### EXERCISE
Write out each record again exactly as it stands.
═════ DATA EXTRACT ═════
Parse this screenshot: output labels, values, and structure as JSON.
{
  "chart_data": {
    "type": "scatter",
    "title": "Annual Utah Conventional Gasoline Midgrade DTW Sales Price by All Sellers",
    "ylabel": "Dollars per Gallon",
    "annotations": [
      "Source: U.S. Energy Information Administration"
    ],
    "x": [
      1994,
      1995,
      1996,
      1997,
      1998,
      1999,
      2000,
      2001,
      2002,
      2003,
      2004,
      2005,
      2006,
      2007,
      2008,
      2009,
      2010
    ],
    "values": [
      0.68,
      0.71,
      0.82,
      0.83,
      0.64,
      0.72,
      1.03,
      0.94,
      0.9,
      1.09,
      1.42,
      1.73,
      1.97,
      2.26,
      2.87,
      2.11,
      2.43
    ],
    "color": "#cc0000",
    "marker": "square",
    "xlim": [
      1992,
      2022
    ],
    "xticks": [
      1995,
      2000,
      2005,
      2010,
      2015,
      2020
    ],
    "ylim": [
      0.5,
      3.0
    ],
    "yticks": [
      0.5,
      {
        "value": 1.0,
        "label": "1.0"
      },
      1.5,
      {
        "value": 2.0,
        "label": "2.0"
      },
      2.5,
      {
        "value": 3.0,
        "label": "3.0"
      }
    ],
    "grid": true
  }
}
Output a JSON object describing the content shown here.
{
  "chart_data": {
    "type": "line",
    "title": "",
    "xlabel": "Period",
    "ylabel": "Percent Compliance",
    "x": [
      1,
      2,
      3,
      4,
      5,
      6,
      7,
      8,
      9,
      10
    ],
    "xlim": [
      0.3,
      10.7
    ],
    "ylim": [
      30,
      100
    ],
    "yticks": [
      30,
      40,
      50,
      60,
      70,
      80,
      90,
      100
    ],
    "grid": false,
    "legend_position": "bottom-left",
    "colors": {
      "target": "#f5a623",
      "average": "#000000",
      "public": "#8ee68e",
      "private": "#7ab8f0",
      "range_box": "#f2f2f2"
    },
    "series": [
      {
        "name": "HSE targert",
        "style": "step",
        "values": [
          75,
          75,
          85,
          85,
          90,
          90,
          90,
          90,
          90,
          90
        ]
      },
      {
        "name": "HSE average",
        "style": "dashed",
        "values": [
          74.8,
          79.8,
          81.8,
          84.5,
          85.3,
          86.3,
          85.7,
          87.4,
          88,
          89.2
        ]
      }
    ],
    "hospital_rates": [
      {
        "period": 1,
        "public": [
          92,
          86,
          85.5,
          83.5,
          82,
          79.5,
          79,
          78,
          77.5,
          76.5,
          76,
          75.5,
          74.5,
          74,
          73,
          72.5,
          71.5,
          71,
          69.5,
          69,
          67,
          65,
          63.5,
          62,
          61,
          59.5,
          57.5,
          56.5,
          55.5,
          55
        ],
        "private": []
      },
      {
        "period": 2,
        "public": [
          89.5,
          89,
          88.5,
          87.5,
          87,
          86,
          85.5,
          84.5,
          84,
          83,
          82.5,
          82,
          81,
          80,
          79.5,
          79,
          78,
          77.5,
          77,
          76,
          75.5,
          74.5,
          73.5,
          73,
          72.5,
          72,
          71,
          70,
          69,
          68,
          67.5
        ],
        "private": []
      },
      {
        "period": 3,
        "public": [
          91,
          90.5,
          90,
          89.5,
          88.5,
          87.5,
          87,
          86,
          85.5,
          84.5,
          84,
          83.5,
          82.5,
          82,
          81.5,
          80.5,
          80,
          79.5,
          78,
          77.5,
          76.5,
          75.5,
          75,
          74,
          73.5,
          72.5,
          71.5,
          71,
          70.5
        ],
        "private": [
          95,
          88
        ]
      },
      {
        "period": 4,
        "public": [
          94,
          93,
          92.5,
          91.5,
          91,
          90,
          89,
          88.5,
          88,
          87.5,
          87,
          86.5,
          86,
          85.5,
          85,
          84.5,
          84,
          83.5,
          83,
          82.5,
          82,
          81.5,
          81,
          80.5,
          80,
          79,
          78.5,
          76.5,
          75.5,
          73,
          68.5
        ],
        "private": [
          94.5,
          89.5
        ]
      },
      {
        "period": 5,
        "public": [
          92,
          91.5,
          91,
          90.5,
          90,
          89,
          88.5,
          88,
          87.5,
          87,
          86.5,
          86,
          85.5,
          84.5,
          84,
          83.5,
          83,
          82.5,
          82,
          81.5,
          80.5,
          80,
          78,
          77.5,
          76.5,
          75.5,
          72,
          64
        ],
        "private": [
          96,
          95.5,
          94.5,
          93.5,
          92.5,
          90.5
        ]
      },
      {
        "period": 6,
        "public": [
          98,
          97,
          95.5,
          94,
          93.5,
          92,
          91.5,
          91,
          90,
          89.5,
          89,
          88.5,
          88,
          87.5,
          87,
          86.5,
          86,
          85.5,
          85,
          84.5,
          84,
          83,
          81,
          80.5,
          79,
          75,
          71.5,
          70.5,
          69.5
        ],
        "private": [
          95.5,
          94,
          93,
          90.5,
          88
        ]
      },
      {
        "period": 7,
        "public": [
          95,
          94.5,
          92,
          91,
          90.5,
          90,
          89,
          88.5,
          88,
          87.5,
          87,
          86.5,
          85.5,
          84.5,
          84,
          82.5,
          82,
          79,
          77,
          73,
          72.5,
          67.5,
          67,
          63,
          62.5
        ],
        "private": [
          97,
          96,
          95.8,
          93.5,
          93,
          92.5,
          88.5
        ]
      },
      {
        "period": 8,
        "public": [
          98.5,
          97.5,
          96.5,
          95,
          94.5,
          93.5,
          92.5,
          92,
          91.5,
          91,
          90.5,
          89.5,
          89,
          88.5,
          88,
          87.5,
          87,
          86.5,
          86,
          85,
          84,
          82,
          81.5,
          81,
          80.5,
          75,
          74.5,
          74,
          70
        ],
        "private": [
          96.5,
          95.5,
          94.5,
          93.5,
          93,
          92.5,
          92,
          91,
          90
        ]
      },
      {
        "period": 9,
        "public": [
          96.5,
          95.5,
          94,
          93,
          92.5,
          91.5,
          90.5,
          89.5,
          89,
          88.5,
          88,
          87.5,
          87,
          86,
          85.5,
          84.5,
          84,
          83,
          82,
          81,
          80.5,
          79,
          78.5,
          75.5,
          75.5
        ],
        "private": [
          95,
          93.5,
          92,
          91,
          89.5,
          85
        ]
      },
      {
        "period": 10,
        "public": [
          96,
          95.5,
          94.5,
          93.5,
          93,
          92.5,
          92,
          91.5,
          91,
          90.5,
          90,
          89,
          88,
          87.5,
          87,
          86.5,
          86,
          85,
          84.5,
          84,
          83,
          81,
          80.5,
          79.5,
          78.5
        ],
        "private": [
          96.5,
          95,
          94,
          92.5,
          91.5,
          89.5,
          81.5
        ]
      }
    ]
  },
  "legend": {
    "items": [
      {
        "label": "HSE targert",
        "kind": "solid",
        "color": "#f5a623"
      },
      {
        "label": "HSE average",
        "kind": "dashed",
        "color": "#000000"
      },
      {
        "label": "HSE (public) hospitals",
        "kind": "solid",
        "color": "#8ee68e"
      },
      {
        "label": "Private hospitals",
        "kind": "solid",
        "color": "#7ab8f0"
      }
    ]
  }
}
═════
### ANSWER FOR THE TASK
Parse this screenshot: output labels, values, and structure as JSON.
{
  "chart_data": {
    "type": "scatter",
    "title": "Annual Utah Conventional Gasoline Midgrade DTW Sales Price by All Sellers",
    "ylabel": "Dollars per Gallon",
    "annotations": [
      "Source: U.S. Energy Information Administration"
    ],
    "x": [
      1994,
      1995,
      1996,
      1997,
      1998,
      1999,
      2000,
      2001,
      2002,
      2003,
      2004,
      2005,
      2006,
      2007,
      2008,
      2009,
      2010
    ],
    "values": [
      0.68,
      0.71,
      0.82,
      0.83,
      0.64,
      0.72,
      1.03,
      0.94,
      0.9,
      1.09,
      1.42,
      1.73,
      1.97,
      2.26,
      2.87,
      2.11,
      2.43
    ],
    "color": "#cc0000",
    "marker": "square",
    "xlim": [
      1992,
      2022
    ],
    "xticks": [
      1995,
      2000,
      2005,
      2010,
      2015,
      2020
    ],
    "ylim": [
      0.5,
      3.0
    ],
    "yticks": [
      0.5,
      {
        "value": 1.0,
        "label": "1.0"
      },
      1.5,
      {
        "value": 2.0,
        "label": "2.0"
      },
      2.5,
      {
        "value": 3.0,
        "label": "3.0"
      }
    ],
    "grid": true
  }
}
Output a JSON object describing the content shown here.
{
  "chart_data": {
    "type": "line",
    "title": "",
    "xlabel": "Period",
    "ylabel": "Percent Compliance",
    "x": [
      1,
      2,
      3,
      4,
      5,
      6,
      7,
      8,
      9,
      10
    ],
    "xlim": [
      0.3,
      10.7
    ],
    "ylim": [
      30,
      100
    ],
    "yticks": [
      30,
      40,
      50,
      60,
      70,
      80,
      90,
      100
    ],
    "grid": false,
    "legend_position": "bottom-left",
    "colors": {
      "target": "#f5a623",
      "average": "#000000",
      "public": "#8ee68e",
      "private": "#7ab8f0",
      "range_box": "#f2f2f2"
    },
    "series": [
      {
        "name": "HSE targert",
        "style": "step",
        "values": [
          75,
          75,
          85,
          85,
          90,
          90,
          90,
          90,
          90,
          90
        ]
      },
      {
        "name": "HSE average",
        "style": "dashed",
        "values": [
          74.8,
          79.8,
          81.8,
          84.5,
          85.3,
          86.3,
          85.7,
          87.4,
          88,
          89.2
        ]
      }
    ],
    "hospital_rates": [
      {
        "period": 1,
        "public": [
          92,
          86,
          85.5,
          83.5,
          82,
          79.5,
          79,
          78,
          77.5,
          76.5,
          76,
          75.5,
          74.5,
          74,
          73,
          72.5,
          71.5,
          71,
          69.5,
          69,
          67,
          65,
          63.5,
          62,
          61,
          59.5,
          57.5,
          56.5,
          55.5,
          55
        ],
        "private": []
      },
      {
        "period": 2,
        "public": [
          89.5,
          89,
          88.5,
          87.5,
          87,
          86,
          85.5,
          84.5,
          84,
          83,
          82.5,
          82,
          81,
          80,
          79.5,
          79,
          78,
          77.5,
          77,
          76,
          75.5,
          74.5,
          73.5,
          73,
          72.5,
          72,
          71,
          70,
          69,
          68,
          67.5
        ],
        "private": []
      },
      {
        "period": 3,
        "public": [
          91,
          90.5,
          90,
          89.5,
          88.5,
          87.5,
          87,
          86,
          85.5,
          84.5,
          84,
          83.5,
          82.5,
          82,
          81.5,
          80.5,
          80,
          79.5,
          78,
          77.5,
          76.5,
          75.5,
          75,
          74,
          73.5,
          72.5,
          71.5,
          71,
          70.5
        ],
        "private": [
          95,
          88
        ]
      },
      {
        "period": 4,
        "public": [
          94,
          93,
          92.5,
          91.5,
          91,
          90,
          89,
          88.5,
          88,
          87.5,
          87,
          86.5,
          86,
          85.5,
          85,
          84.5,
          84,
          83.5,
          83,
          82.5,
          82,
          81.5,
          81,
          80.5,
          80,
          79,
          78.5,
          76.5,
          75.5,
          73,
          68.5
        ],
        "private": [
          94.5,
          89.5
        ]
      },
      {
        "period": 5,
        "public": [
          92,
          91.5,
          91,
          90.5,
          90,
          89,
          88.5,
          88,
          87.5,
          87,
          86.5,
          86,
          85.5,
          84.5,
          84,
          83.5,
          83,
          82.5,
          82,
          81.5,
          80.5,
          80,
          78,
          77.5,
          76.5,
          75.5,
          72,
          64
        ],
        "private": [
          96,
          95.5,
          94.5,
          93.5,
          92.5,
          90.5
        ]
      },
      {
        "period": 6,
        "public": [
          98,
          97,
          95.5,
          94,
          93.5,
          92,
          91.5,
          91,
          90,
          89.5,
          89,
          88.5,
          88,
          87.5,
          87,
          86.5,
          86,
          85.5,
          85,
          84.5,
          84,
          83,
          81,
          80.5,
          79,
          75,
          71.5,
          70.5,
          69.5
        ],
        "private": [
          95.5,
          94,
          93,
          90.5,
          88
        ]
      },
      {
        "period": 7,
        "public": [
          95,
          94.5,
          92,
          91,
          90.5,
          90,
          89,
          88.5,
          88,
          87.5,
          87,
          86.5,
          85.5,
          84.5,
          84,
          82.5,
          82,
          79,
          77,
          73,
          72.5,
          67.5,
          67,
          63,
          62.5
        ],
        "private": [
          97,
          96,
          95.8,
          93.5,
          93,
          92.5,
          88.5
        ]
      },
      {
        "period": 8,
        "public": [
          98.5,
          97.5,
          96.5,
          95,
          94.5,
          93.5,
          92.5,
          92,
          91.5,
          91,
          90.5,
          89.5,
          89,
          88.5,
          88,
          87.5,
          87,
          86.5,
          86,
          85,
          84,
          82,
          81.5,
          81,
          80.5,
          75,
          74.5,
          74,
          70
        ],
        "private": [
          96.5,
          95.5,
          94.5,
          93.5,
          93,
          92.5,
          92,
          91,
          90
        ]
      },
      {
        "period": 9,
        "public": [
          96.5,
          95.5,
          94,
          93,
          92.5,
          91.5,
          90.5,
          89.5,
          89,
          88.5,
          88,
          87.5,
          87,
          86,
          85.5,
          84.5,
          84,
          83,
          82,
          81,
          80.5,
          79,
          78.5,
          75.5,
          75.5
        ],
        "private": [
          95,
          93.5,
          92,
          91,
          89.5,
          85
        ]
      },
      {
        "period": 10,
        "public": [
          96,
          95.5,
          94.5,
          93.5,
          93,
          92.5,
          92,
          91.5,
          91,
          90.5,
          90,
          89,
          88,
          87.5,
          87,
          86.5,
          86,
          85,
          84.5,
          84,
          83,
          81,
          80.5,
          79.5,
          78.5
        ],
        "private": [
          96.5,
          95,
          94,
          92.5,
          91.5,
          89.5,
          81.5
        ]
      }
    ]
  },
  "legend": {
    "items": [
      {
        "label": "HSE targert",
        "kind": "solid",
        "color": "#f5a623"
      },
      {
        "label": "HSE average",
        "kind": "dashed",
        "color": "#000000"
      },
      {
        "label": "HSE (public) hospitals",
        "kind": "solid",
        "color": "#8ee68e"
      },
      {
        "label": "Private hospitals",
        "kind": "solid",
        "color": "#7ab8f0"
      }
    ]
  }
}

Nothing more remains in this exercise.